**Exercise input:**
»»

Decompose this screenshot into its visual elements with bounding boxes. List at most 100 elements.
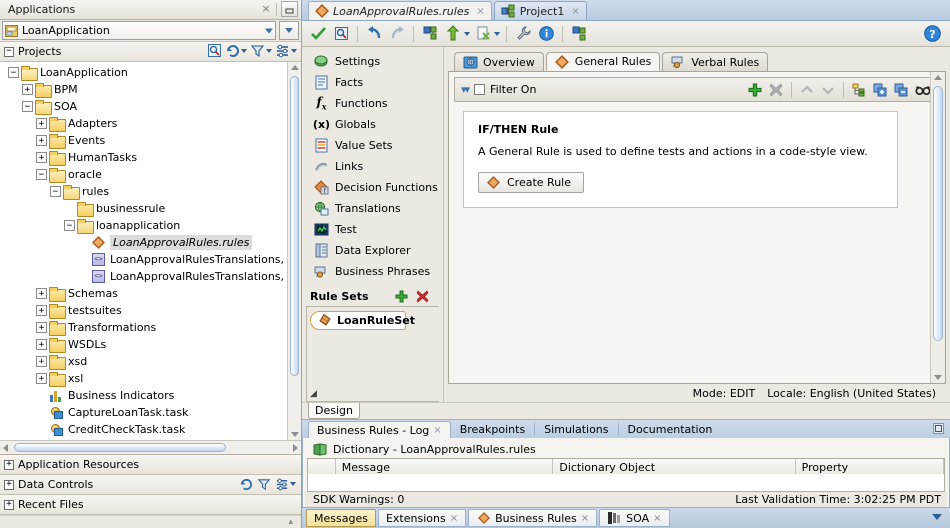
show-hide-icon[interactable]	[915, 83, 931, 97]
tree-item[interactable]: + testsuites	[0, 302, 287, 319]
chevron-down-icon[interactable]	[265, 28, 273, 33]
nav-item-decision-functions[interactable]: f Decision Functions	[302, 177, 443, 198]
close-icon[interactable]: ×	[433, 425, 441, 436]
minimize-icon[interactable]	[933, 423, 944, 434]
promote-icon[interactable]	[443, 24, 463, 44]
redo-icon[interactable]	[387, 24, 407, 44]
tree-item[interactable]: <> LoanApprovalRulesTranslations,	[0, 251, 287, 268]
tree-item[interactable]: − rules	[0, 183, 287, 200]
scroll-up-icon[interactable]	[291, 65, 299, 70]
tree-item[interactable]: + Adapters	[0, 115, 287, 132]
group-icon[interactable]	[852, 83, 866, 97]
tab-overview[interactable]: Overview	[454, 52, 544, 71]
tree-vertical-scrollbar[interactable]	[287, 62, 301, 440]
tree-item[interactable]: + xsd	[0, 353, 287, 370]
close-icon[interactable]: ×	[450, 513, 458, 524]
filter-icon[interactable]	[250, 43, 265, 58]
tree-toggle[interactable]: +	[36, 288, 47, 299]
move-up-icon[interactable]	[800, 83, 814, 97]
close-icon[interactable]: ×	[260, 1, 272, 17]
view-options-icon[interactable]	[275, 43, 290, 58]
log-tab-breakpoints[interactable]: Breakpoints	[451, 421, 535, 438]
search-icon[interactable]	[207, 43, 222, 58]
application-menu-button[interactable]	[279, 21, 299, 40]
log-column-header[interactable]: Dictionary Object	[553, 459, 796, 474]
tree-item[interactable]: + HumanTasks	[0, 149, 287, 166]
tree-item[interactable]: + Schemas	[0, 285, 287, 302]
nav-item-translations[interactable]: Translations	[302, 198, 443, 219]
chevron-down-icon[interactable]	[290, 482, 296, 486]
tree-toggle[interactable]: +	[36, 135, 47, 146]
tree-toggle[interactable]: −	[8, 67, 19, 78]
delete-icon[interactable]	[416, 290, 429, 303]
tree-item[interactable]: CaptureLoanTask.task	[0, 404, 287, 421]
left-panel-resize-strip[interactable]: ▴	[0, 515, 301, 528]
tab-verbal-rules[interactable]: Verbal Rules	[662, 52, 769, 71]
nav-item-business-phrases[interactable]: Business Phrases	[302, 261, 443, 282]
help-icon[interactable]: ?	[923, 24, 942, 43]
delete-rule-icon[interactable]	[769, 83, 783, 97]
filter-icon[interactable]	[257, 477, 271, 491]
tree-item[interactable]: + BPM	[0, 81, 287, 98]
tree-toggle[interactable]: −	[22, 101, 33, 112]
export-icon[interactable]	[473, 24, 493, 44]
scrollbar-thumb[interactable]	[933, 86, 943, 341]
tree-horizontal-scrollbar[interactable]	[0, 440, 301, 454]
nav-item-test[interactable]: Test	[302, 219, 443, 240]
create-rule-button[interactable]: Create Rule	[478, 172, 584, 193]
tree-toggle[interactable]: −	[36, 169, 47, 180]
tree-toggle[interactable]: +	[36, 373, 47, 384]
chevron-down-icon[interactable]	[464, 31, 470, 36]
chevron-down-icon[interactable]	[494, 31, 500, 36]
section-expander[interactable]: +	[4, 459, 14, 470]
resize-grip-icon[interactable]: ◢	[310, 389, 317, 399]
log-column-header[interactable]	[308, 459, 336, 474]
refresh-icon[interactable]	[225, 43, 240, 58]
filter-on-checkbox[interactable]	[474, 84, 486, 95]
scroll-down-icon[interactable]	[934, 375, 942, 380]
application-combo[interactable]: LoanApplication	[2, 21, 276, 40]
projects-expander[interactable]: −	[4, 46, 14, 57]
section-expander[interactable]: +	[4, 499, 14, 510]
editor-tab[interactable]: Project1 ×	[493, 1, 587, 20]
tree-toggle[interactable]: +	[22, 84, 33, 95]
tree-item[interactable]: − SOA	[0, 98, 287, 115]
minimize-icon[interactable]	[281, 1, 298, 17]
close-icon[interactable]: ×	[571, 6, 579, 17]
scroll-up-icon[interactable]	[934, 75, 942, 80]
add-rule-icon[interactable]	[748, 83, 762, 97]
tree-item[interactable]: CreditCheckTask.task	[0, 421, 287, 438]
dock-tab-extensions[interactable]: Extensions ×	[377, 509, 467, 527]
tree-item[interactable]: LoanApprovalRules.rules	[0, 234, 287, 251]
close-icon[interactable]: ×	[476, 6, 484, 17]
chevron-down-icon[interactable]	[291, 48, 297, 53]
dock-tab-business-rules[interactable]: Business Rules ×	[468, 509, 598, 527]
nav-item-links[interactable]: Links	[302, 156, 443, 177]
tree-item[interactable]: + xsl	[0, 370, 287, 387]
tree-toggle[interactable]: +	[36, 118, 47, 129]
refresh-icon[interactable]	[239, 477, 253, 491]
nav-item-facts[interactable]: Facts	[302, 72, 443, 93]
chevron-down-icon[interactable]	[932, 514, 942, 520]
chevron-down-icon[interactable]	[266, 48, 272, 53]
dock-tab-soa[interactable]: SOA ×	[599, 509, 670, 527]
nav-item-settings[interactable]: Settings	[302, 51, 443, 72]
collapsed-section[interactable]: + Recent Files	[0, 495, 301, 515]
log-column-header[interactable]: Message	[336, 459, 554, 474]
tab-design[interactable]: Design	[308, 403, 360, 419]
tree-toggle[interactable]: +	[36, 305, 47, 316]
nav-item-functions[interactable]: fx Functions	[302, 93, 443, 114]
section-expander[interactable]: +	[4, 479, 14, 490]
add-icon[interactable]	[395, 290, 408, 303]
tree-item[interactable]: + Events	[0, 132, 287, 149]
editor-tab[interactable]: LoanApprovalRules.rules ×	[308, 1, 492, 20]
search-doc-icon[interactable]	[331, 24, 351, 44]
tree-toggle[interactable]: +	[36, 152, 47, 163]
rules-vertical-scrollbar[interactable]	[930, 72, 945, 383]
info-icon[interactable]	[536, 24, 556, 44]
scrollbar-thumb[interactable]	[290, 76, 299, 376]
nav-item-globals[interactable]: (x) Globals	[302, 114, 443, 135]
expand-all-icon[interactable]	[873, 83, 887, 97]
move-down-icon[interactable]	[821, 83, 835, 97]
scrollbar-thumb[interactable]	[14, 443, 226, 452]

««
»»

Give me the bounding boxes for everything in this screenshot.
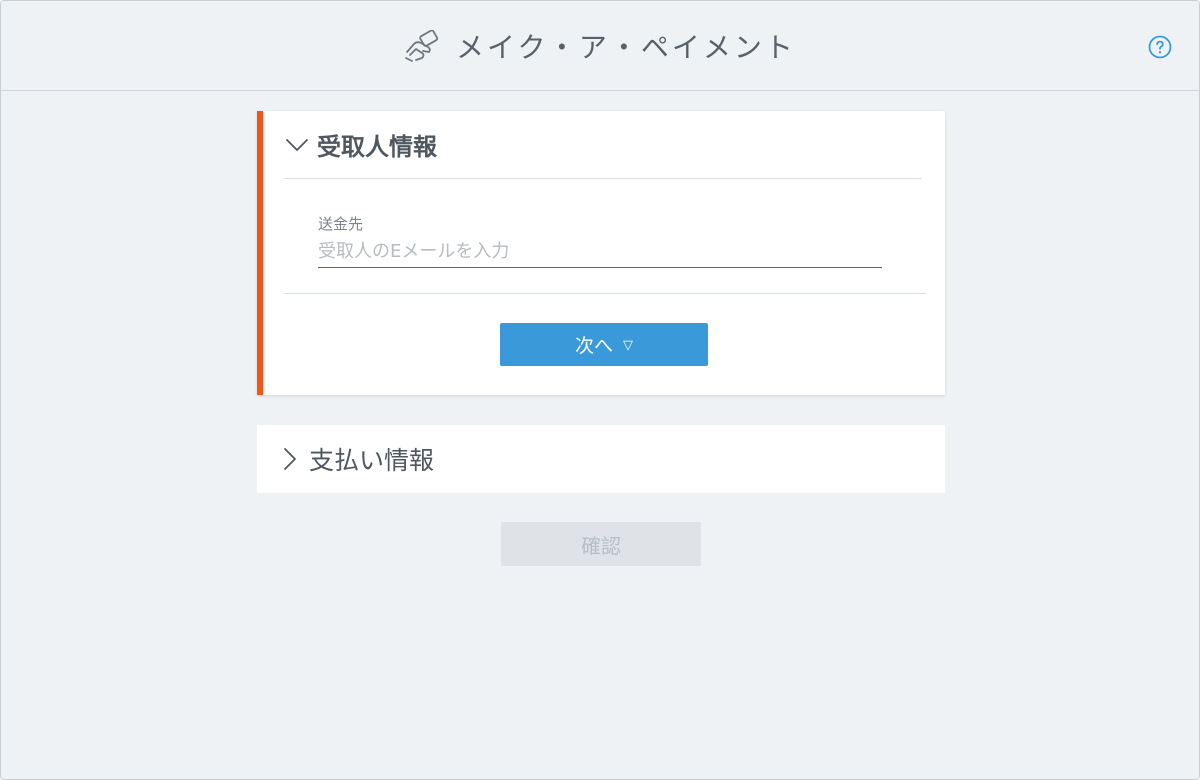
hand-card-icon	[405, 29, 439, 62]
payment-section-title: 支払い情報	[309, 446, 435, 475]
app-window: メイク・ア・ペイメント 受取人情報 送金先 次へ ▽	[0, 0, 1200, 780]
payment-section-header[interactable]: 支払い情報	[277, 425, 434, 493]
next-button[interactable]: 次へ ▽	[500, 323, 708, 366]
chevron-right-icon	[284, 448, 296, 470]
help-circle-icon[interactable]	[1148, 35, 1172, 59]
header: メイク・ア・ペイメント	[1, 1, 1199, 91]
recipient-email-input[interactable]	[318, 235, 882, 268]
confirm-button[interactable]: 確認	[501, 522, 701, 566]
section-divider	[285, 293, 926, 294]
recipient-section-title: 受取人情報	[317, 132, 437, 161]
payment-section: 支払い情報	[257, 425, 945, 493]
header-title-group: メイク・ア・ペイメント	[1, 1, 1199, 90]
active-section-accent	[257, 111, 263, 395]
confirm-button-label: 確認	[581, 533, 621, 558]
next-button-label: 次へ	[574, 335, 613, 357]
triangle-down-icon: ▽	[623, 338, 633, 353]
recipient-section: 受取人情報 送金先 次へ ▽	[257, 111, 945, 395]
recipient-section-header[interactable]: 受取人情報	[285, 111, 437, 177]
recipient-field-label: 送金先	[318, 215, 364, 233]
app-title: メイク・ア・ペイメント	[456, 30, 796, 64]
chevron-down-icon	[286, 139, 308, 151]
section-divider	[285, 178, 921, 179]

««

**Problem:**
Present the lines from the one containing "83, 931, 97]" up to and including the one containing "nav-item-decision-functions[interactable]: f Decision" as a numbered list, omitting any blank lines.

**Result of this exercise:**
1. show-hide-icon[interactable]	[915, 83, 931, 97]
2. tree-item[interactable]: + testsuites	[0, 302, 287, 319]
3. chevron-down-icon[interactable]	[265, 28, 273, 33]
4. nav-item-decision-functions[interactable]: f Decision Functions	[302, 177, 443, 198]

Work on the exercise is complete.